EXERCISE: Type the records out again in full, exactly.

[start DATA PROVIDED]

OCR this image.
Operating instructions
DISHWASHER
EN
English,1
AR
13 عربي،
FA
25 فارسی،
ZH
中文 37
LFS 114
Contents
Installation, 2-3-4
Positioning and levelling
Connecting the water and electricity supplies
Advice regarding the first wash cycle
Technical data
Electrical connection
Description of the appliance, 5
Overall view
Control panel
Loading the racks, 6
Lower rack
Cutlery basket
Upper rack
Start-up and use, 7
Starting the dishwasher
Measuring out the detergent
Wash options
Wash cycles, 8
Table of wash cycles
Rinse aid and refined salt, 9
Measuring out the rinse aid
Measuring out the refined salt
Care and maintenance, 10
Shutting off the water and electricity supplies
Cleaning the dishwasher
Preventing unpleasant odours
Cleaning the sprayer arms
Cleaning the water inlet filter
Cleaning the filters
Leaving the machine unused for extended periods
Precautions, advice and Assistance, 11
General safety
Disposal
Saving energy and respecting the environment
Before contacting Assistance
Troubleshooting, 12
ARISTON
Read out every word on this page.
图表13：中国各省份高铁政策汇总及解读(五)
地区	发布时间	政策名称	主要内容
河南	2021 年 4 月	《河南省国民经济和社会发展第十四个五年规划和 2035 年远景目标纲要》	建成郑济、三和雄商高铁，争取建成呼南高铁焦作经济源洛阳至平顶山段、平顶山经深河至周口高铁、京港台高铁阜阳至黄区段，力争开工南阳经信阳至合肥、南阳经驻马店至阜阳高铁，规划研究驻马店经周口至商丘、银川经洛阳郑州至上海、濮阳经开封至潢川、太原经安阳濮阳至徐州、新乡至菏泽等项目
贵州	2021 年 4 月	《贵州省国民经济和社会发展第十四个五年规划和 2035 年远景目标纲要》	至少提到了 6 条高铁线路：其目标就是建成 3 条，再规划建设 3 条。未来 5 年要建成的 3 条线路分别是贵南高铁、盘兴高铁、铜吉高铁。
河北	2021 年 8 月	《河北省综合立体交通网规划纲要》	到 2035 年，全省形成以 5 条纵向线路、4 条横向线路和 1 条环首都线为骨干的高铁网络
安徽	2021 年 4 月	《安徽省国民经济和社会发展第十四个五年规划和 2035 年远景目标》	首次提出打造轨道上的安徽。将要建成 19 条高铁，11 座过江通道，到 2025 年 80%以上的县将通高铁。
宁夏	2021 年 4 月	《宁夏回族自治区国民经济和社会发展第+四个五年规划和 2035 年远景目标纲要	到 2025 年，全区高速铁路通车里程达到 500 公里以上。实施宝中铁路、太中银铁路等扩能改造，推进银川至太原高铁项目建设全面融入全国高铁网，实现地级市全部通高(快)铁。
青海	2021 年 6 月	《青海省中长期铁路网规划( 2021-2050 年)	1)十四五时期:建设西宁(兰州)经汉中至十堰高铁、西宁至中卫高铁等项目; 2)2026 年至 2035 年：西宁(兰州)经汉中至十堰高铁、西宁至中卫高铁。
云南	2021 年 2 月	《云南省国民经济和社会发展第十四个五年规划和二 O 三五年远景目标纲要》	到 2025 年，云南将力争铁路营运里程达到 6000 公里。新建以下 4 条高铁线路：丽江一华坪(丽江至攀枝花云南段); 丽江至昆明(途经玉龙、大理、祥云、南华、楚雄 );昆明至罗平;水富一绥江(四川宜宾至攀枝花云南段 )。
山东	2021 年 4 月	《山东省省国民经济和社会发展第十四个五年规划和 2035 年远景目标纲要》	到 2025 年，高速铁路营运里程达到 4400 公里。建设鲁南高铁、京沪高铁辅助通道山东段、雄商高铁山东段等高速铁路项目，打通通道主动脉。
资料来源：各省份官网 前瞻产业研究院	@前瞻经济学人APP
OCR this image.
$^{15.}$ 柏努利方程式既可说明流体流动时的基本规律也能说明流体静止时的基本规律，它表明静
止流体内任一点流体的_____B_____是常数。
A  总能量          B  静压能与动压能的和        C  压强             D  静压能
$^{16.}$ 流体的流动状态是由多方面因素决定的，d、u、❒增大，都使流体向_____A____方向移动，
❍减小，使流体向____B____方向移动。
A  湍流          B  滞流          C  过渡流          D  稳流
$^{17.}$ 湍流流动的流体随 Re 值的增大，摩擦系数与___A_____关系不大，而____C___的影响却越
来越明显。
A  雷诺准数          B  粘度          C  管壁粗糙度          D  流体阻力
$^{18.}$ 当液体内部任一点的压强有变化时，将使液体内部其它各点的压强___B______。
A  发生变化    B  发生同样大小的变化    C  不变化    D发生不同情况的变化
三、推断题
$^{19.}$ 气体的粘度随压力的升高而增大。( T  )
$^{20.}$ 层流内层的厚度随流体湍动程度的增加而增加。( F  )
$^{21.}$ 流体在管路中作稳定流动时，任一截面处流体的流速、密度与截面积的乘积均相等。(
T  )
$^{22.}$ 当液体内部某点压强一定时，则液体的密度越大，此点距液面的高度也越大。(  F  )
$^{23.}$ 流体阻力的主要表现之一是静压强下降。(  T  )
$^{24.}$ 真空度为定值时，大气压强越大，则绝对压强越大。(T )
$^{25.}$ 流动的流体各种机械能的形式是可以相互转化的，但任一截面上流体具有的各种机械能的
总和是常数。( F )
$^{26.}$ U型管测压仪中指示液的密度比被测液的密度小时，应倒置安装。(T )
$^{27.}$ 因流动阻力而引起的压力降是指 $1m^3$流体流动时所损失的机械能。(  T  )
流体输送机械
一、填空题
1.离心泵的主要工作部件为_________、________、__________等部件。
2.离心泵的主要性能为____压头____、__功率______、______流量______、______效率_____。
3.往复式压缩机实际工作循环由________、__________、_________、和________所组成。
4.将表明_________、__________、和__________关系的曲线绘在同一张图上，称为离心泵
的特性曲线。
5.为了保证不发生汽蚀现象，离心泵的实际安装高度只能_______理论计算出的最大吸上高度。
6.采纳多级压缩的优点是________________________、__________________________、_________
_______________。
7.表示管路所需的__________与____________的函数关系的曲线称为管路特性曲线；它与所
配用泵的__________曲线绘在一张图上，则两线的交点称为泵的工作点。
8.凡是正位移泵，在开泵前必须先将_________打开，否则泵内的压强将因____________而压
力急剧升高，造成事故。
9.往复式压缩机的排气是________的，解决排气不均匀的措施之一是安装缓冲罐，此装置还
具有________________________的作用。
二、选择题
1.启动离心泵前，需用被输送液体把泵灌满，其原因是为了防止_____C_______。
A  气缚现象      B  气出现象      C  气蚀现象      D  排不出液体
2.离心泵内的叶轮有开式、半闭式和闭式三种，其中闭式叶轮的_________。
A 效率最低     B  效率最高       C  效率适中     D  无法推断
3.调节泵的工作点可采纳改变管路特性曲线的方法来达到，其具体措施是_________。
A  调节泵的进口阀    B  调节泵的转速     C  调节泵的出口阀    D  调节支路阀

[end DATA PROVIDED]

EXERCISE OUTPUT:
OCR this image.
Operating instructions
DISHWASHER
EN
English,1
AR
13 عربي،
FA
25 فارسی،
ZH
中文 37
LFS 114
Contents
Installation, 2-3-4
Positioning and levelling
Connecting the water and electricity supplies
Advice regarding the first wash cycle
Technical data
Electrical connection
Description of the appliance, 5
Overall view
Control panel
Loading the racks, 6
Lower rack
Cutlery basket
Upper rack
Start-up and use, 7
Starting the dishwasher
Measuring out the detergent
Wash options
Wash cycles, 8
Table of wash cycles
Rinse aid and refined salt, 9
Measuring out the rinse aid
Measuring out the refined salt
Care and maintenance, 10
Shutting off the water and electricity supplies
Cleaning the dishwasher
Preventing unpleasant odours
Cleaning the sprayer arms
Cleaning the water inlet filter
Cleaning the filters
Leaving the machine unused for extended periods
Precautions, advice and Assistance, 11
General safety
Disposal
Saving energy and respecting the environment
Before contacting Assistance
Troubleshooting, 12
ARISTON
Read out every word on this page.
图表13：中国各省份高铁政策汇总及解读(五)
地区	发布时间	政策名称	主要内容
河南	2021 年 4 月	《河南省国民经济和社会发展第十四个五年规划和 2035 年远景目标纲要》	建成郑济、三和雄商高铁，争取建成呼南高铁焦作经济源洛阳至平顶山段、平顶山经深河至周口高铁、京港台高铁阜阳至黄区段，力争开工南阳经信阳至合肥、南阳经驻马店至阜阳高铁，规划研究驻马店经周口至商丘、银川经洛阳郑州至上海、濮阳经开封至潢川、太原经安阳濮阳至徐州、新乡至菏泽等项目
贵州	2021 年 4 月	《贵州省国民经济和社会发展第十四个五年规划和 2035 年远景目标纲要》	至少提到了 6 条高铁线路：其目标就是建成 3 条，再规划建设 3 条。未来 5 年要建成的 3 条线路分别是贵南高铁、盘兴高铁、铜吉高铁。
河北	2021 年 8 月	《河北省综合立体交通网规划纲要》	到 2035 年，全省形成以 5 条纵向线路、4 条横向线路和 1 条环首都线为骨干的高铁网络
安徽	2021 年 4 月	《安徽省国民经济和社会发展第十四个五年规划和 2035 年远景目标》	首次提出打造轨道上的安徽。将要建成 19 条高铁，11 座过江通道，到 2025 年 80%以上的县将通高铁。
宁夏	2021 年 4 月	《宁夏回族自治区国民经济和社会发展第+四个五年规划和 2035 年远景目标纲要	到 2025 年，全区高速铁路通车里程达到 500 公里以上。实施宝中铁路、太中银铁路等扩能改造，推进银川至太原高铁项目建设全面融入全国高铁网，实现地级市全部通高(快)铁。
青海	2021 年 6 月	《青海省中长期铁路网规划( 2021-2050 年)	1)十四五时期:建设西宁(兰州)经汉中至十堰高铁、西宁至中卫高铁等项目; 2)2026 年至 2035 年：西宁(兰州)经汉中至十堰高铁、西宁至中卫高铁。
云南	2021 年 2 月	《云南省国民经济和社会发展第十四个五年规划和二 O 三五年远景目标纲要》	到 2025 年，云南将力争铁路营运里程达到 6000 公里。新建以下 4 条高铁线路：丽江一华坪(丽江至攀枝花云南段); 丽江至昆明(途经玉龙、大理、祥云、南华、楚雄 );昆明至罗平;水富一绥江(四川宜宾至攀枝花云南段 )。
山东	2021 年 4 月	《山东省省国民经济和社会发展第十四个五年规划和 2035 年远景目标纲要》	到 2025 年，高速铁路营运里程达到 4400 公里。建设鲁南高铁、京沪高铁辅助通道山东段、雄商高铁山东段等高速铁路项目，打通通道主动脉。
资料来源：各省份官网 前瞻产业研究院	@前瞻经济学人APP
OCR this image.
$^{15.}$ 柏努利方程式既可说明流体流动时的基本规律也能说明流体静止时的基本规律，它表明静
止流体内任一点流体的_____B_____是常数。
A  总能量          B  静压能与动压能的和        C  压强             D  静压能
$^{16.}$ 流体的流动状态是由多方面因素决定的，d、u、❒增大，都使流体向_____A____方向移动，
❍减小，使流体向____B____方向移动。
A  湍流          B  滞流          C  过渡流          D  稳流
$^{17.}$ 湍流流动的流体随 Re 值的增大，摩擦系数与___A_____关系不大，而____C___的影响却越
来越明显。
A  雷诺准数          B  粘度          C  管壁粗糙度          D  流体阻力
$^{18.}$ 当液体内部任一点的压强有变化时，将使液体内部其它各点的压强___B______。
A  发生变化    B  发生同样大小的变化    C  不变化    D发生不同情况的变化
三、推断题
$^{19.}$ 气体的粘度随压力的升高而增大。( T  )
$^{20.}$ 层流内层的厚度随流体湍动程度的增加而增加。( F  )
$^{21.}$ 流体在管路中作稳定流动时，任一截面处流体的流速、密度与截面积的乘积均相等。(
T  )
$^{22.}$ 当液体内部某点压强一定时，则液体的密度越大，此点距液面的高度也越大。(  F  )
$^{23.}$ 流体阻力的主要表现之一是静压强下降。(  T  )
$^{24.}$ 真空度为定值时，大气压强越大，则绝对压强越大。(T )
$^{25.}$ 流动的流体各种机械能的形式是可以相互转化的，但任一截面上流体具有的各种机械能的
总和是常数。( F )
$^{26.}$ U型管测压仪中指示液的密度比被测液的密度小时，应倒置安装。(T )
$^{27.}$ 因流动阻力而引起的压力降是指 $1m^3$流体流动时所损失的机械能。(  T  )
流体输送机械
一、填空题
1.离心泵的主要工作部件为_________、________、__________等部件。
2.离心泵的主要性能为____压头____、__功率______、______流量______、______效率_____。
3.往复式压缩机实际工作循环由________、__________、_________、和________所组成。
4.将表明_________、__________、和__________关系的曲线绘在同一张图上，称为离心泵
的特性曲线。
5.为了保证不发生汽蚀现象，离心泵的实际安装高度只能_______理论计算出的最大吸上高度。
6.采纳多级压缩的优点是________________________、__________________________、_________
_______________。
7.表示管路所需的__________与____________的函数关系的曲线称为管路特性曲线；它与所
配用泵的__________曲线绘在一张图上，则两线的交点称为泵的工作点。
8.凡是正位移泵，在开泵前必须先将_________打开，否则泵内的压强将因____________而压
力急剧升高，造成事故。
9.往复式压缩机的排气是________的，解决排气不均匀的措施之一是安装缓冲罐，此装置还
具有________________________的作用。
二、选择题
1.启动离心泵前，需用被输送液体把泵灌满，其原因是为了防止_____C_______。
A  气缚现象      B  气出现象      C  气蚀现象      D  排不出液体
2.离心泵内的叶轮有开式、半闭式和闭式三种，其中闭式叶轮的_________。
A 效率最低     B  效率最高       C  效率适中     D  无法推断
3.调节泵的工作点可采纳改变管路特性曲线的方法来达到，其具体措施是_________。
A  调节泵的进口阀    B  调节泵的转速     C  调节泵的出口阀    D  调节支路阀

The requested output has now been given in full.